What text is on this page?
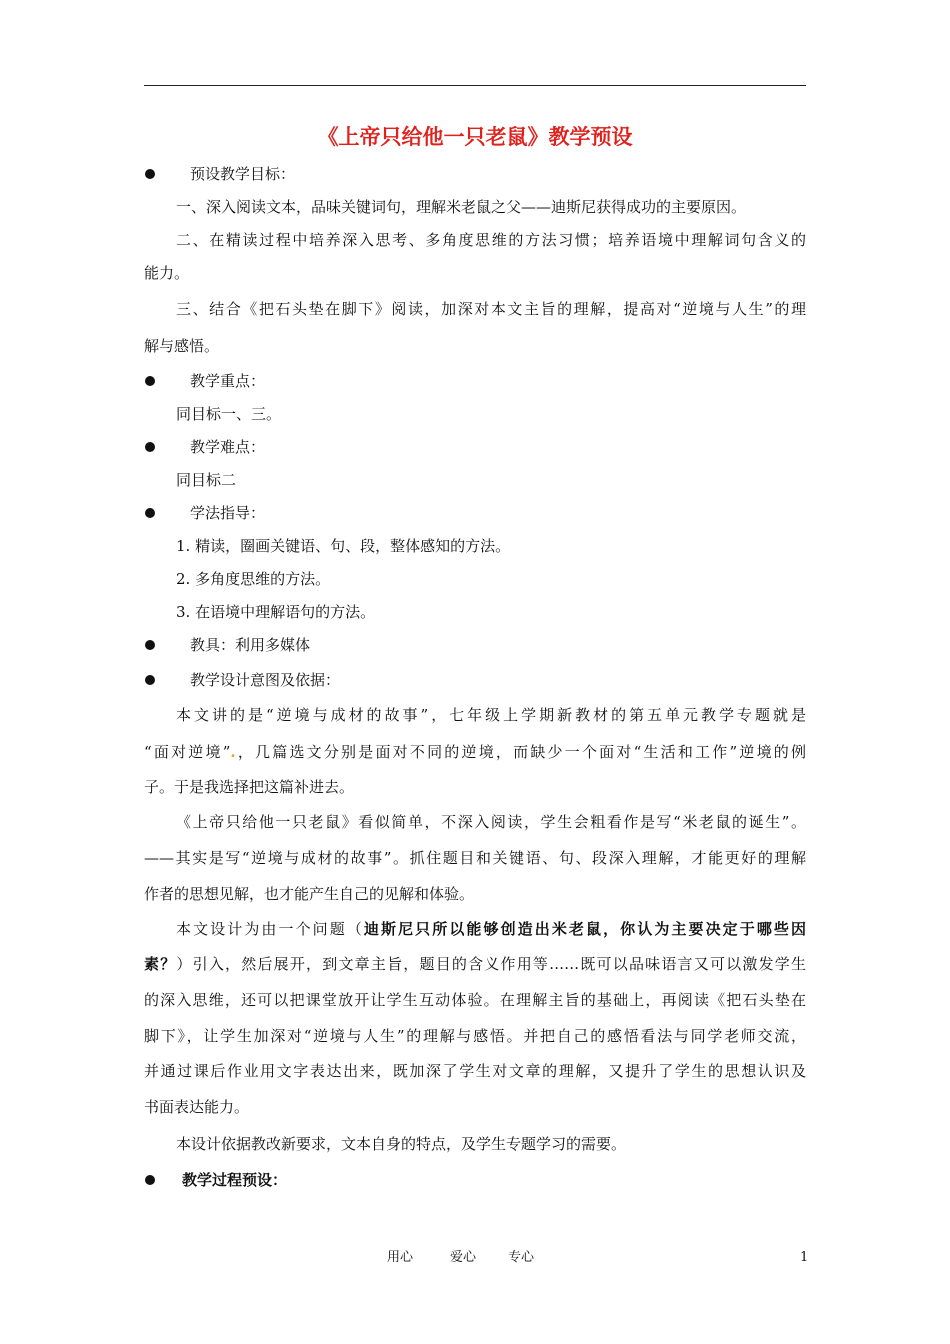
《上帝只给他一只老鼠》教学预设
预设教学目标：
一、深入阅读文本，品味关键词句，理解米老鼠之父——迪斯尼获得成功的主要原因。
二、在精读过程中培养深入思考、多角度思维的方法习惯；培养语境中理解词句含义的
能力。
三、结合《把石头垫在脚下》阅读，加深对本文主旨的理解，提高对“逆境与人生”的理
解与感悟。
教学重点：
同目标一、三。
教学难点：
同目标二
学法指导：
1. 精读，圈画关键语、句、段，整体感知的方法。
2. 多角度思维的方法。
3. 在语境中理解语句的方法。
教具：利用多媒体
教学设计意图及依据：
本文讲的是“逆境与成材的故事”，七年级上学期新教材的第五单元教学专题就是
“面对逆境”.，几篇选文分别是面对不同的逆境，而缺少一个面对“生活和工作”逆境的例
子。于是我选择把这篇补进去。
《上帝只给他一只老鼠》看似简单，不深入阅读，学生会粗看作是写“米老鼠的诞生”。
——其实是写“逆境与成材的故事”。抓住题目和关键语、句、段深入理解，才能更好的理解
作者的思想见解，也才能产生自己的见解和体验。
本文设计为由一个问题（迪斯尼只所以能够创造出米老鼠，你认为主要决定于哪些因
素？）引入，然后展开，到文章主旨，题目的含义作用等……既可以品味语言又可以激发学生
的深入思维，还可以把课堂放开让学生互动体验。在理解主旨的基础上，再阅读《把石头垫在
脚下》，让学生加深对“逆境与人生”的理解与感悟。并把自己的感悟看法与同学老师交流，
并通过课后作业用文字表达出来，既加深了学生对文章的理解，又提升了学生的思想认识及
书面表达能力。
本设计依据教改新要求，文本自身的特点，及学生专题学习的需要。
教学过程预设：
用心	爱心 专心	1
————————
EXERCISE DIRECTIONS: Which lines above contain the word "上帝只给他一只老鼠"? Copy each of them.

IN RESPONSE:
《上帝只给他一只老鼠》教学预设
《上帝只给他一只老鼠》看似简单，不深入阅读，学生会粗看作是写“米老鼠的诞生”。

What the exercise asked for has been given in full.